Items listed in a dataset:
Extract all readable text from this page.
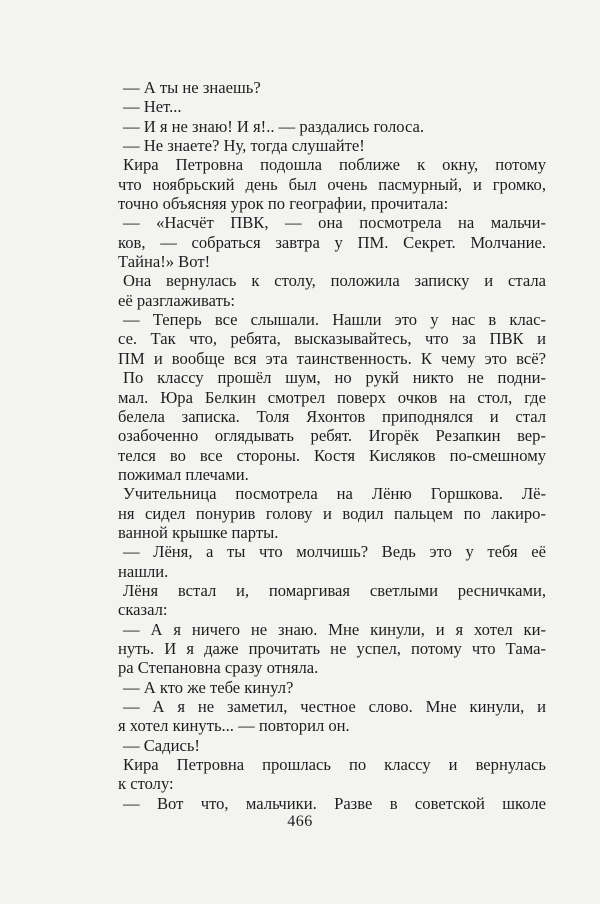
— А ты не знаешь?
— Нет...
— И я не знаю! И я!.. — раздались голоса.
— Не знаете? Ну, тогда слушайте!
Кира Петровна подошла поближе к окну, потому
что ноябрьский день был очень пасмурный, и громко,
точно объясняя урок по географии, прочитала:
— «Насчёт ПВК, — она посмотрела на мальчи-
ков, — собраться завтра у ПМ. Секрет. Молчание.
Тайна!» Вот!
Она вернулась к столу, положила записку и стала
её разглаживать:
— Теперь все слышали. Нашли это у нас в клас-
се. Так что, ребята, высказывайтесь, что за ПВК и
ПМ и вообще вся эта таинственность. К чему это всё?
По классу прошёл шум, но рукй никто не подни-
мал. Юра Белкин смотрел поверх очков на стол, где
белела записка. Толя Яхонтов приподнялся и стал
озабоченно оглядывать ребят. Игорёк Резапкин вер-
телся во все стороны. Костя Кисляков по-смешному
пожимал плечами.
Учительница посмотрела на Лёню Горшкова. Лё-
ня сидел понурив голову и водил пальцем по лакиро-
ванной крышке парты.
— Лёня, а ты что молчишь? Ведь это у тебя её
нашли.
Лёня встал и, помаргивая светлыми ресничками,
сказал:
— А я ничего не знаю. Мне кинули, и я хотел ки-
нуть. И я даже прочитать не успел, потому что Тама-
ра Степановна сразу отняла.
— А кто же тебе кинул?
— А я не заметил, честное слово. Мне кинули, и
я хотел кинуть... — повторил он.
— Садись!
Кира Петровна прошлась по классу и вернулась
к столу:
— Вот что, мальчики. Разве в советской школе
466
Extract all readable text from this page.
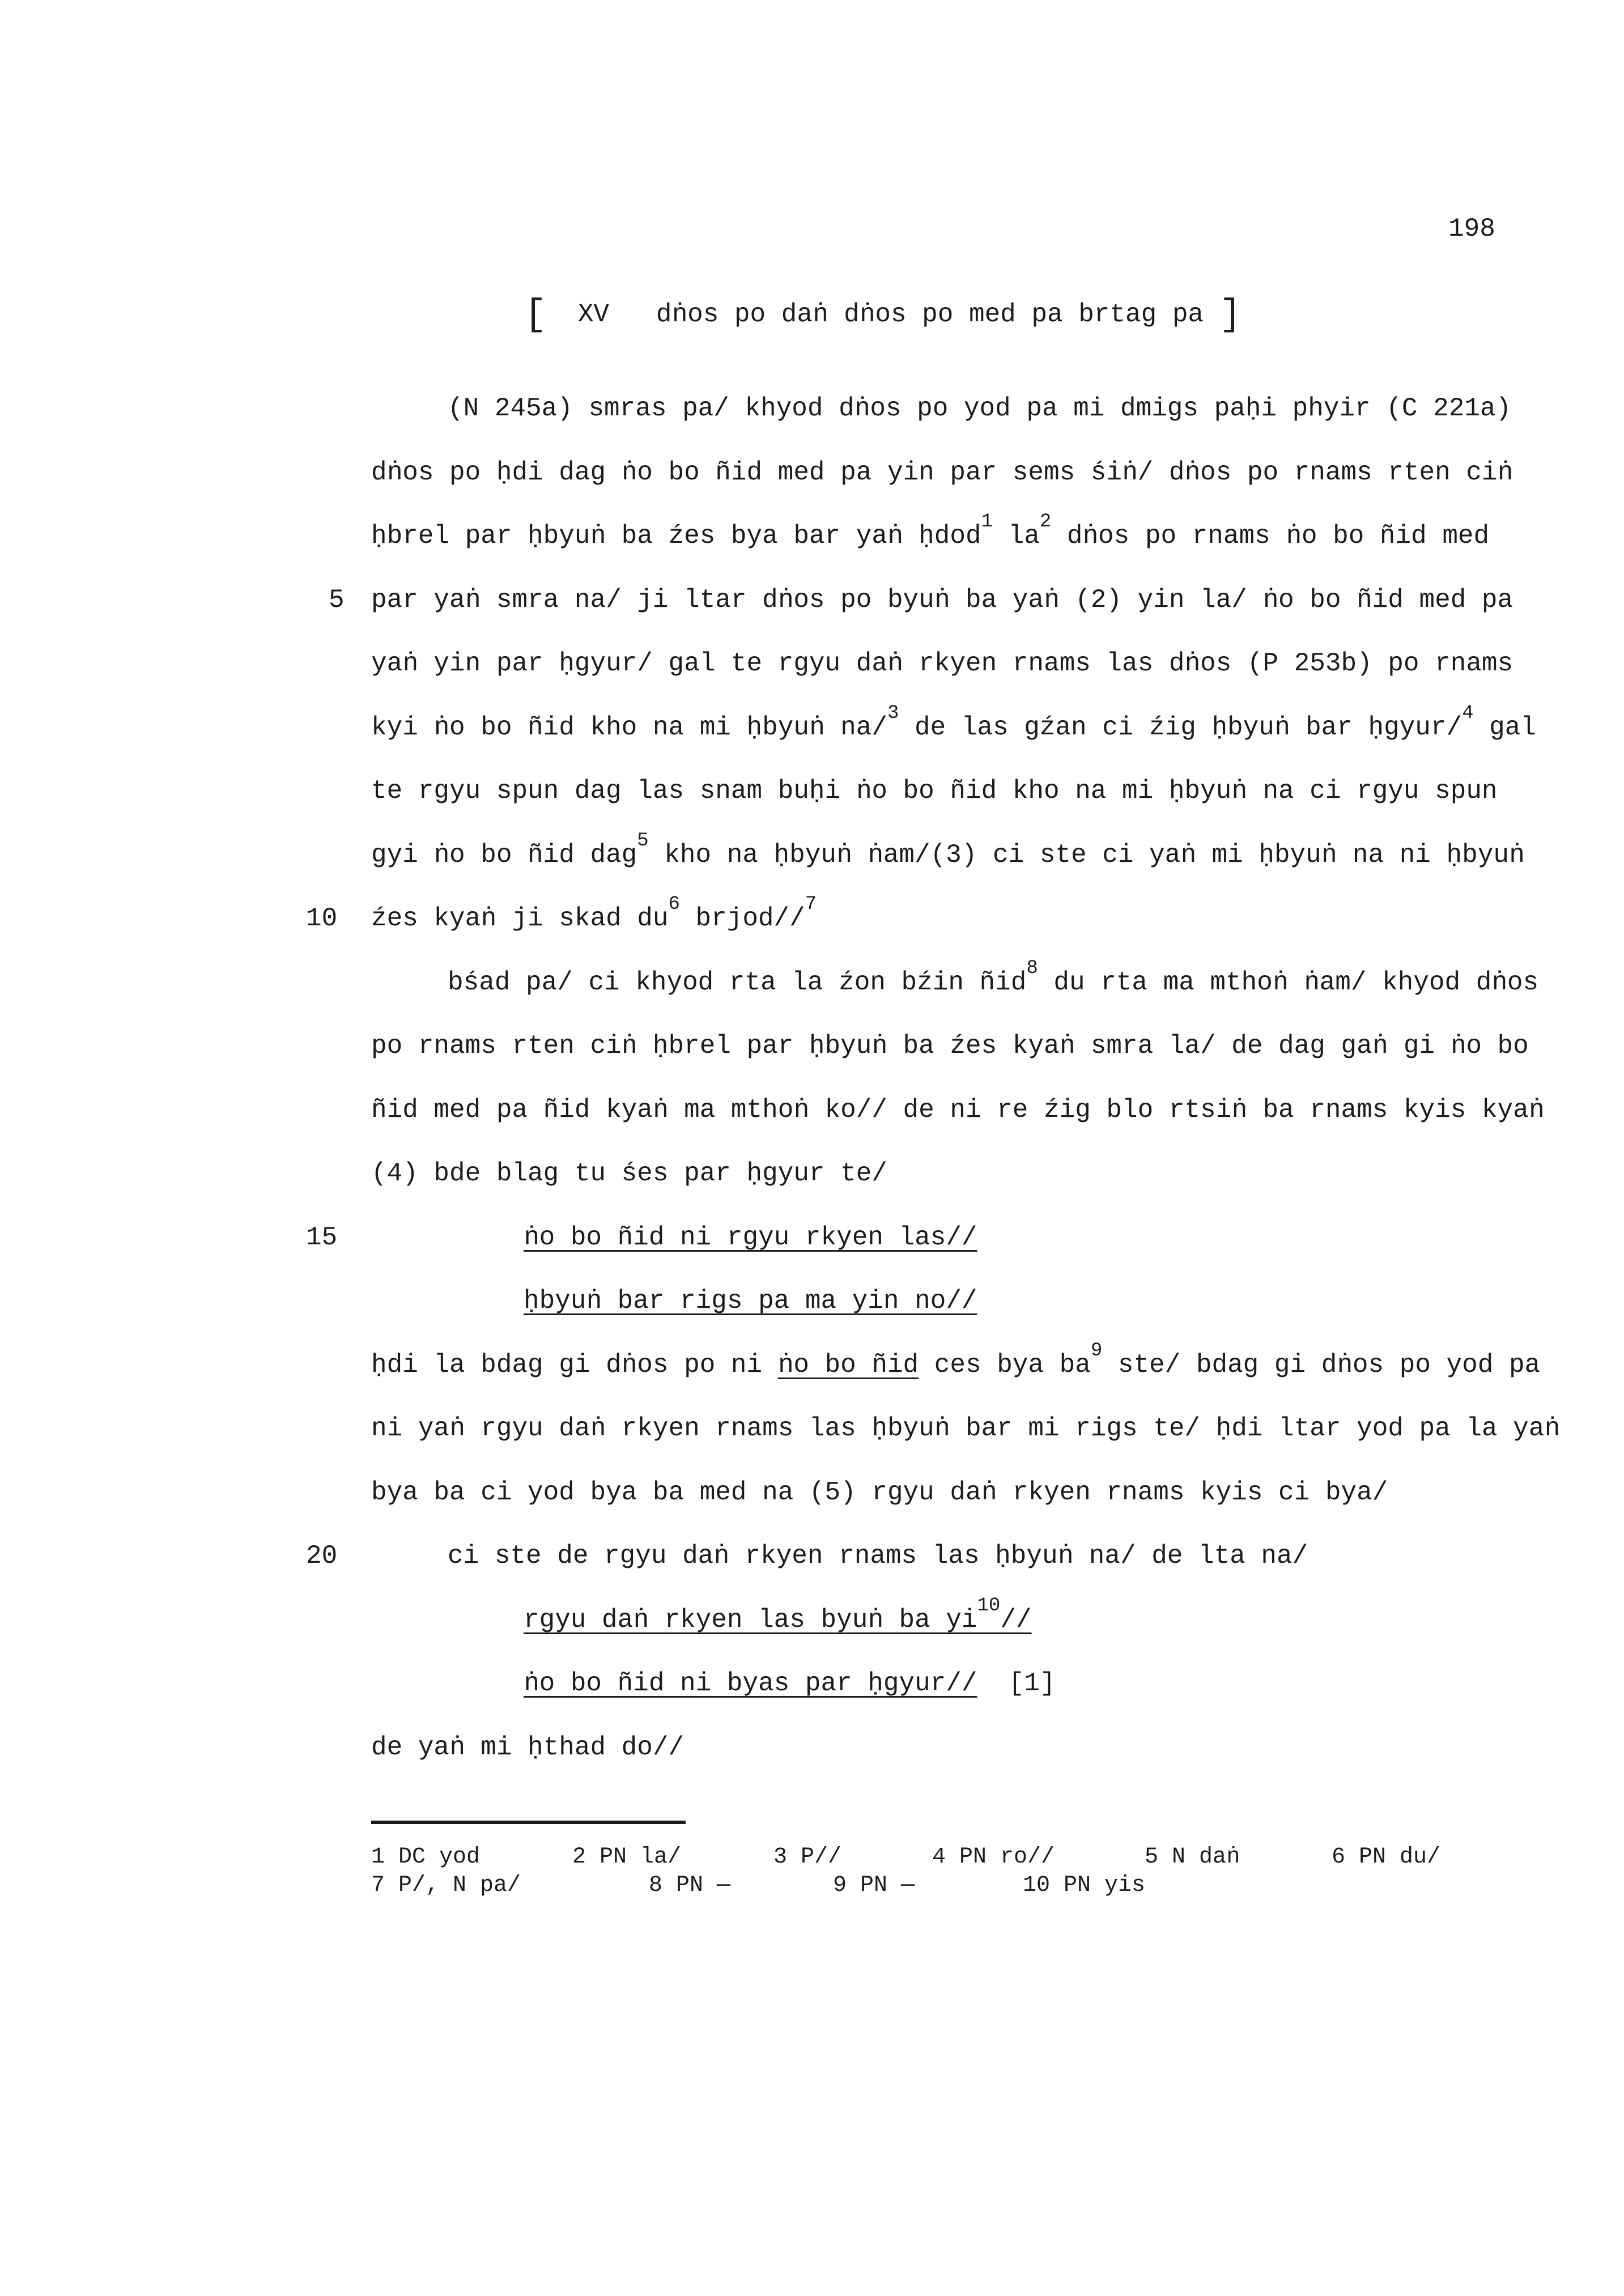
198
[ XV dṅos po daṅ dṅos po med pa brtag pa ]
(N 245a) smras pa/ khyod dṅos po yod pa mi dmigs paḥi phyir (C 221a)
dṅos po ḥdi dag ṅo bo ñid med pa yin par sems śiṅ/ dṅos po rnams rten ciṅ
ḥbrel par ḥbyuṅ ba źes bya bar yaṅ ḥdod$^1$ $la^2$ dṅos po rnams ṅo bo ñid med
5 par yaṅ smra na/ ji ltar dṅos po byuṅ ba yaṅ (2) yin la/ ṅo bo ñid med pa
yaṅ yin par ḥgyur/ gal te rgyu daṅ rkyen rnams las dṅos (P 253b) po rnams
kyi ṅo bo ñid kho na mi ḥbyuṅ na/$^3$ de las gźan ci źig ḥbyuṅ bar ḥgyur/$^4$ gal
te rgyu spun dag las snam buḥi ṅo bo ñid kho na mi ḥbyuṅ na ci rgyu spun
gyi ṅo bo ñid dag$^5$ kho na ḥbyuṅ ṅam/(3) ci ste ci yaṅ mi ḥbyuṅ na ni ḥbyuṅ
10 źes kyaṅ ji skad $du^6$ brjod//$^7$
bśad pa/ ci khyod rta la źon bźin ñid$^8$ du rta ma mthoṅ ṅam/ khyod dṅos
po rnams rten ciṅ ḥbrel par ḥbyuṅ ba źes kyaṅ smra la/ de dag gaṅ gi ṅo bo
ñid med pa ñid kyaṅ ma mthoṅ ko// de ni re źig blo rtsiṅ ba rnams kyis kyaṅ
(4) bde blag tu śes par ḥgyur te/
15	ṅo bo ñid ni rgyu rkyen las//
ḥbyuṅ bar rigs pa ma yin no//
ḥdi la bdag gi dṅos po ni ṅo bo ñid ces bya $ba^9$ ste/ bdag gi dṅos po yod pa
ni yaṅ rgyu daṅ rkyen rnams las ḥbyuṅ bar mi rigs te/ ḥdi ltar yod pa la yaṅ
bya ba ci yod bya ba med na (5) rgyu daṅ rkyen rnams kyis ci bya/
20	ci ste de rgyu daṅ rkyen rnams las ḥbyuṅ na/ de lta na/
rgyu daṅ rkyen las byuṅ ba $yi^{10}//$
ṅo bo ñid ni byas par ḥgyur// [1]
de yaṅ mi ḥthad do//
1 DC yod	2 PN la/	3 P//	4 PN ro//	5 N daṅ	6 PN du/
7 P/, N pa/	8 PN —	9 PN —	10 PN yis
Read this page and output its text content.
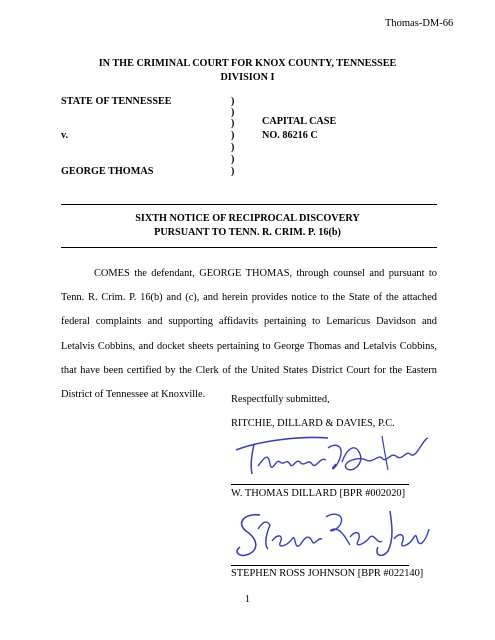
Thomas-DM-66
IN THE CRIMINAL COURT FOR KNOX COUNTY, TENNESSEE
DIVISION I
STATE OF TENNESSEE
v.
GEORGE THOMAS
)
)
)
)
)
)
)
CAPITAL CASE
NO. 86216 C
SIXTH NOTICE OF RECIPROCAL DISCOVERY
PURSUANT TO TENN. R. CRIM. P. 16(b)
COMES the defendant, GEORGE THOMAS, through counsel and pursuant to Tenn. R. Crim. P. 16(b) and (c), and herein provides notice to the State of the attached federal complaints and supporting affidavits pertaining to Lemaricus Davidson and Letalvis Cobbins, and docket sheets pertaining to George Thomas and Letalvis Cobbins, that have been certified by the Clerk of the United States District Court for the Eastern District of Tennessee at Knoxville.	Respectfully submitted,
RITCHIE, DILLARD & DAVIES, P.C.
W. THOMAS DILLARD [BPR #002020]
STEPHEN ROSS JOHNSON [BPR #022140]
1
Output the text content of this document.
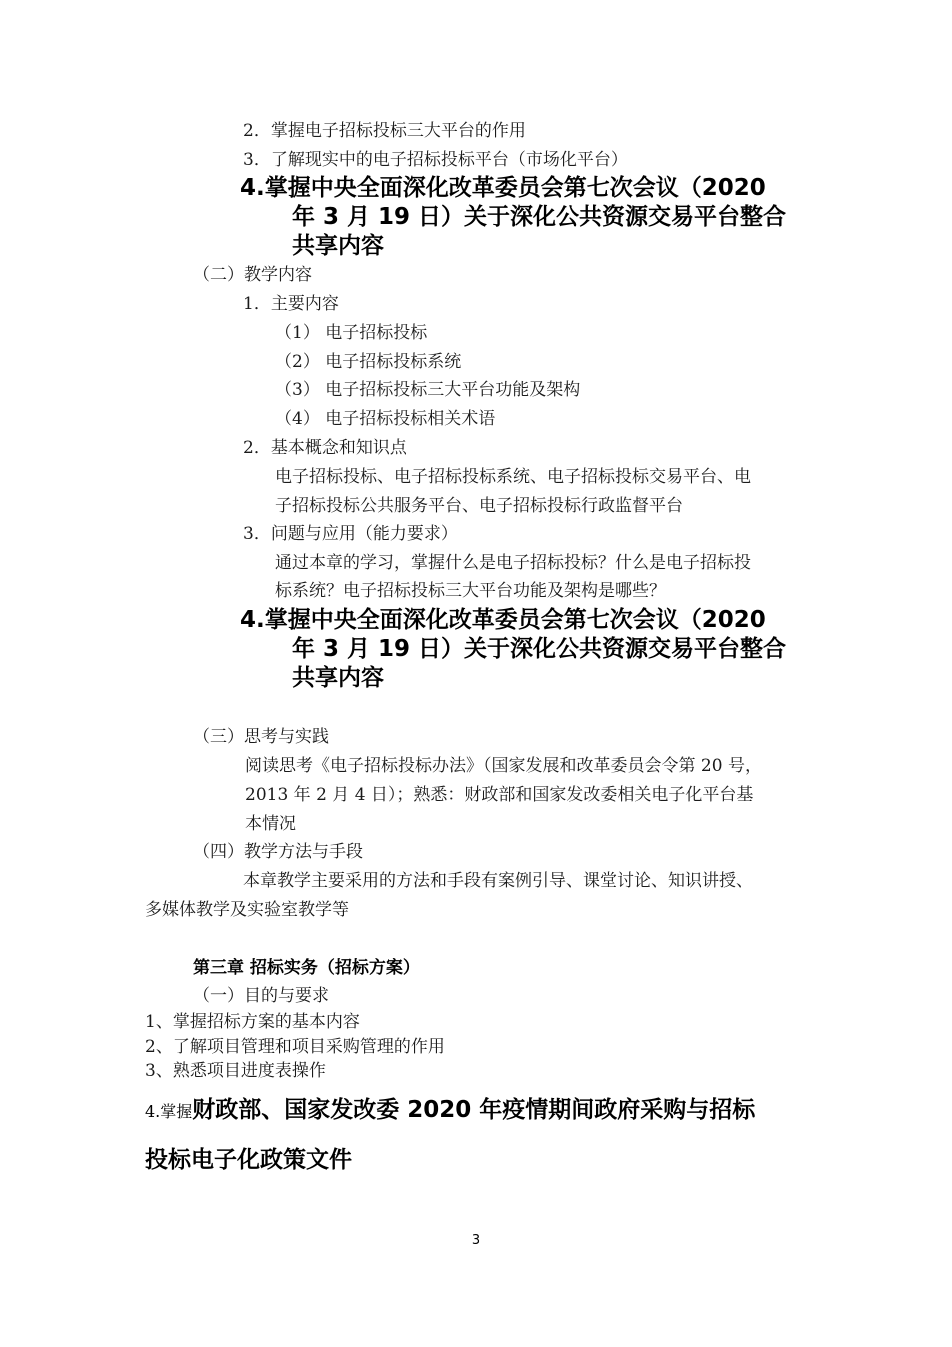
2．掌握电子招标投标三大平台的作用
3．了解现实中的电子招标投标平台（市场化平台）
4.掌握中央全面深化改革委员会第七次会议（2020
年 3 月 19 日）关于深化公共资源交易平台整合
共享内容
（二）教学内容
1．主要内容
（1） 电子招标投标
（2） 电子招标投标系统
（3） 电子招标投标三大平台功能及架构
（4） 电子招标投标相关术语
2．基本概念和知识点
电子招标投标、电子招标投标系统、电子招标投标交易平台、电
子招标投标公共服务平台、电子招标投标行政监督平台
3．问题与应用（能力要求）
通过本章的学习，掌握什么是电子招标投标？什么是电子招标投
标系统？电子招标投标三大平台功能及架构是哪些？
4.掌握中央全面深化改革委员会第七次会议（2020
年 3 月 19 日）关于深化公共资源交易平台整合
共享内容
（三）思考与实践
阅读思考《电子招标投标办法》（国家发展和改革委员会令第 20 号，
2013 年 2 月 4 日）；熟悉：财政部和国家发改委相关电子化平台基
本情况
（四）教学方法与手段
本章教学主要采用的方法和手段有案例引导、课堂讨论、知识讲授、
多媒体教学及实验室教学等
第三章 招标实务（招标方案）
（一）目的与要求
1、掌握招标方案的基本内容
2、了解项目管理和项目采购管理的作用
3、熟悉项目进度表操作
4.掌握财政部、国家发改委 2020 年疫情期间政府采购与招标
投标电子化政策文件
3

THE TASK
Above are the records. Copy exactly, and only, the lines from the line containing "Output the text content of this document." through the last one, omitting any pictures.

ANSWER TO THIS PROBLEM
Output the text content of this document.
2．掌握电子招标投标三大平台的作用
3．了解现实中的电子招标投标平台（市场化平台）
4.掌握中央全面深化改革委员会第七次会议（2020
年 3 月 19 日）关于深化公共资源交易平台整合
共享内容
（二）教学内容
1．主要内容
（1） 电子招标投标
（2） 电子招标投标系统
（3） 电子招标投标三大平台功能及架构
（4） 电子招标投标相关术语
2．基本概念和知识点
电子招标投标、电子招标投标系统、电子招标投标交易平台、电
子招标投标公共服务平台、电子招标投标行政监督平台
3．问题与应用（能力要求）
通过本章的学习，掌握什么是电子招标投标？什么是电子招标投
标系统？电子招标投标三大平台功能及架构是哪些？
4.掌握中央全面深化改革委员会第七次会议（2020
年 3 月 19 日）关于深化公共资源交易平台整合
共享内容
（三）思考与实践
阅读思考《电子招标投标办法》（国家发展和改革委员会令第 20 号，
2013 年 2 月 4 日）；熟悉：财政部和国家发改委相关电子化平台基
本情况
（四）教学方法与手段
本章教学主要采用的方法和手段有案例引导、课堂讨论、知识讲授、
多媒体教学及实验室教学等
第三章 招标实务（招标方案）
（一）目的与要求
1、掌握招标方案的基本内容
2、了解项目管理和项目采购管理的作用
3、熟悉项目进度表操作
4.掌握财政部、国家发改委 2020 年疫情期间政府采购与招标
投标电子化政策文件
3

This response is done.